═══ AVAILABLE RECORDS

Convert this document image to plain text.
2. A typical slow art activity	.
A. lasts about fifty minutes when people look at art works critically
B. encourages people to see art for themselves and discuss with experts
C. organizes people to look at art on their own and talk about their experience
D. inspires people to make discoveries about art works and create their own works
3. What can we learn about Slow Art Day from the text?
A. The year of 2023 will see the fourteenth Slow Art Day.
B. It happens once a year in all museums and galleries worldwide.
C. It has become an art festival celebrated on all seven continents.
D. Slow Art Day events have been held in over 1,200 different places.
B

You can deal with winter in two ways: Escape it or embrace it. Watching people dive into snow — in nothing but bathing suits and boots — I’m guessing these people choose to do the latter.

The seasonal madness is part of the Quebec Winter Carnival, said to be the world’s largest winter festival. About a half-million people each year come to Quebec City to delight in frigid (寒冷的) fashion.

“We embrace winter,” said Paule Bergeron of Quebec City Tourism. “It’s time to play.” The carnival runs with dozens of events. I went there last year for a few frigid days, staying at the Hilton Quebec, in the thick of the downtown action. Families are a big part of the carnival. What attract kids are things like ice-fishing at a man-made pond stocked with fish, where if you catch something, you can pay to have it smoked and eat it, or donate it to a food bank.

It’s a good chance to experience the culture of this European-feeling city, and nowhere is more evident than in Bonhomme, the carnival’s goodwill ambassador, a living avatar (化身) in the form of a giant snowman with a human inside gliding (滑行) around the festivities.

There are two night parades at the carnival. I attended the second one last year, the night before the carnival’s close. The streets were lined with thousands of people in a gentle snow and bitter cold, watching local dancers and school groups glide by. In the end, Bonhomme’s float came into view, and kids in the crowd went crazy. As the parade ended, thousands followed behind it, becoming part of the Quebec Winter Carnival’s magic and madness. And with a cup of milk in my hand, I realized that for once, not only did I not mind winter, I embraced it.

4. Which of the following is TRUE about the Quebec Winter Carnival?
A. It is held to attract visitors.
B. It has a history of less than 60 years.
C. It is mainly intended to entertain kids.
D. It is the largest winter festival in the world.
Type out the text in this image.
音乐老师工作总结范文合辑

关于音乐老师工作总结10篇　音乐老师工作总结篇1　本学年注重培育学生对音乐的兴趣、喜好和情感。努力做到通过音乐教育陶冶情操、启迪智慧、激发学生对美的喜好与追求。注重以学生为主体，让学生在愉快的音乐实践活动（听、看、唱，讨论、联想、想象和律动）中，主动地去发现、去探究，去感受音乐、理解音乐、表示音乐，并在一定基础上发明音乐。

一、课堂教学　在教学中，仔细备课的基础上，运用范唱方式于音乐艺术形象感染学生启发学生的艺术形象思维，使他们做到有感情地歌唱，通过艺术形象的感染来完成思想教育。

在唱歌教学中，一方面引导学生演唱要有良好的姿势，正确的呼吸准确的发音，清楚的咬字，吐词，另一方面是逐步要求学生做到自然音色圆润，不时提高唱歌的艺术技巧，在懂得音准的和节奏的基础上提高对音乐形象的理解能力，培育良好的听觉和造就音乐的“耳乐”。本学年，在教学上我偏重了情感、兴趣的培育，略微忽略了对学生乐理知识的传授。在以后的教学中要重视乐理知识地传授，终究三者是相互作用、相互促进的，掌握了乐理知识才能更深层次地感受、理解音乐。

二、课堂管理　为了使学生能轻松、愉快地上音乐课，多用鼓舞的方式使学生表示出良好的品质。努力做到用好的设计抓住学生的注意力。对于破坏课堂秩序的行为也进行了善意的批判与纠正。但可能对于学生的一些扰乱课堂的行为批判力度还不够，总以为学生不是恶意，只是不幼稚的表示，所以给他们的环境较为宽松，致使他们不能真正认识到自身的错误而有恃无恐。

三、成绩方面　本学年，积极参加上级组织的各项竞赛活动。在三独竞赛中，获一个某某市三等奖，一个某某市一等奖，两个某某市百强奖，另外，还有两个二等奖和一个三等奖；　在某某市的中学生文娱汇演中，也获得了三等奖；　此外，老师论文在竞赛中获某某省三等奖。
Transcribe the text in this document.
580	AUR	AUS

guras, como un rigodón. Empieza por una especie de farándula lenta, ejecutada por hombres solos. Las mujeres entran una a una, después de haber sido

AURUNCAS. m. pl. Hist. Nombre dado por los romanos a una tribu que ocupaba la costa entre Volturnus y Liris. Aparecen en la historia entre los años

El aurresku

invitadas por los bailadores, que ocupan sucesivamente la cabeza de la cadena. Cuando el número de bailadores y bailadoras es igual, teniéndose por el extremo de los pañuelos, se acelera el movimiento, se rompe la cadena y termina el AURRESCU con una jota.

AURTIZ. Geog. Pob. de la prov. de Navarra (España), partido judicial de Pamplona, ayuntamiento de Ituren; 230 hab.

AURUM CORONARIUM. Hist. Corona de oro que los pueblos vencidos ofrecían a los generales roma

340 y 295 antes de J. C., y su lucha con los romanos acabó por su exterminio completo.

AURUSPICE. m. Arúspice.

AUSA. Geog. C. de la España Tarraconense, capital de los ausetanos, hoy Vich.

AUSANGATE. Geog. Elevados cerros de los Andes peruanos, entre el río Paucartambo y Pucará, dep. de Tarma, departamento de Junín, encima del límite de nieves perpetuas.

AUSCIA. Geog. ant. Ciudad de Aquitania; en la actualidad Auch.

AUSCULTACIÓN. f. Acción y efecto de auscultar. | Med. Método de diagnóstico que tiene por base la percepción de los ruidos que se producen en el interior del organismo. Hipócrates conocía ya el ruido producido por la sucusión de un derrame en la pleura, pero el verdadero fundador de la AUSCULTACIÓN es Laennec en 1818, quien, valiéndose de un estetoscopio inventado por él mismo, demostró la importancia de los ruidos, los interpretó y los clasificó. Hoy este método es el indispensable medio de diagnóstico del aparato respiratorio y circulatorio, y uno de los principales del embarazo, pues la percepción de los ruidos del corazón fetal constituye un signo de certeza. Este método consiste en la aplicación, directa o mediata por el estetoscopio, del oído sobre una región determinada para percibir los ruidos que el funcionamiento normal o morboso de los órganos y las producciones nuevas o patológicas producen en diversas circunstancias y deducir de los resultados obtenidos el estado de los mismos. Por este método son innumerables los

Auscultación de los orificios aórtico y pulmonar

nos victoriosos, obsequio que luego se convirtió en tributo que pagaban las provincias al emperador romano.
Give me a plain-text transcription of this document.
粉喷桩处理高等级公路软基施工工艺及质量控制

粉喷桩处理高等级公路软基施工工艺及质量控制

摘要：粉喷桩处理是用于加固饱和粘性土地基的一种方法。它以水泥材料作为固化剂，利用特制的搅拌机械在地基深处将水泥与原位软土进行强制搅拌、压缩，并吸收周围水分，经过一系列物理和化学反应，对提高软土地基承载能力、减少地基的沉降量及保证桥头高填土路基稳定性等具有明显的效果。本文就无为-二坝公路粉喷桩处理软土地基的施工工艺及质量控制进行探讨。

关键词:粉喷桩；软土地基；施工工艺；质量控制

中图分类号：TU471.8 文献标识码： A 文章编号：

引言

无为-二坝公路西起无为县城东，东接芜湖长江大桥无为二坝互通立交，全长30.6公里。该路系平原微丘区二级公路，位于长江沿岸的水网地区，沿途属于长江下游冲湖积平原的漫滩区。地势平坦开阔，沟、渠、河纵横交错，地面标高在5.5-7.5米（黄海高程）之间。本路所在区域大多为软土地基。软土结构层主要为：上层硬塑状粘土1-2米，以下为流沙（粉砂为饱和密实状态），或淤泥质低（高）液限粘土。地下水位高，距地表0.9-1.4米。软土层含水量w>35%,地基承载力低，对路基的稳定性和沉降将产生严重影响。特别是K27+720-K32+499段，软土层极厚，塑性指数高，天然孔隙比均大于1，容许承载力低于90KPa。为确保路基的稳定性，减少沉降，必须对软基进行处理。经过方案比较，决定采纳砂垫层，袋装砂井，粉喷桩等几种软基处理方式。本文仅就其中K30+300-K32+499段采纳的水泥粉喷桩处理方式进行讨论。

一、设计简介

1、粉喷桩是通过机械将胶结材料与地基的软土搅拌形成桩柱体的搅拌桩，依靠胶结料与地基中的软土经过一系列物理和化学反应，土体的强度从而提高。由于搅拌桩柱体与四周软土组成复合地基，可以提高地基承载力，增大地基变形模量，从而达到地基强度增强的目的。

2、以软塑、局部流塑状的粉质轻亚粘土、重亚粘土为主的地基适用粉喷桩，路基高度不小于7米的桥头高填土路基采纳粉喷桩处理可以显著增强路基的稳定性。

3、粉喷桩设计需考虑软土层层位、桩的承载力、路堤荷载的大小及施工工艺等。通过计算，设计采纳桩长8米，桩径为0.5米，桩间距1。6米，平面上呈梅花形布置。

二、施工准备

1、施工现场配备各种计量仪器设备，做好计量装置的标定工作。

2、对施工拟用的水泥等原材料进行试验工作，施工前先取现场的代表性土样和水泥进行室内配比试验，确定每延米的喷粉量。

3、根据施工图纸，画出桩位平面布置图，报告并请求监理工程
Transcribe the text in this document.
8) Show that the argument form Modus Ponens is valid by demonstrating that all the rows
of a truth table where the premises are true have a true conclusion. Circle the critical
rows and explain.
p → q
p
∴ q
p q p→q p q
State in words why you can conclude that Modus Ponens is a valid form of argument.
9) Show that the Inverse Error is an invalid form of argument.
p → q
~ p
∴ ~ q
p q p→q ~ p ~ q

══════

— EXERCISE PROMPT —
Find every line that holds "into" and copy it.

— FULL SOLUTION —
You can deal with winter in two ways: Escape it or embrace it. Watching people dive into snow — in nothing but bathing suits and boots — I’m guessing these people choose to do the latter.
There are two night parades at the carnival. I attended the second one last year, the night before the carnival’s close. The streets were lined with thousands of people in a gentle snow and bitter cold, watching local dancers and school groups glide by. In the end, Bonhomme’s float came into view, and kids in the crowd went crazy. As the parade ended, thousands followed behind it, becoming part of the Quebec Winter Carnival’s magic and madness. And with a cup of milk in my hand, I realized that for once, not only did I not mind winter, I embraced it.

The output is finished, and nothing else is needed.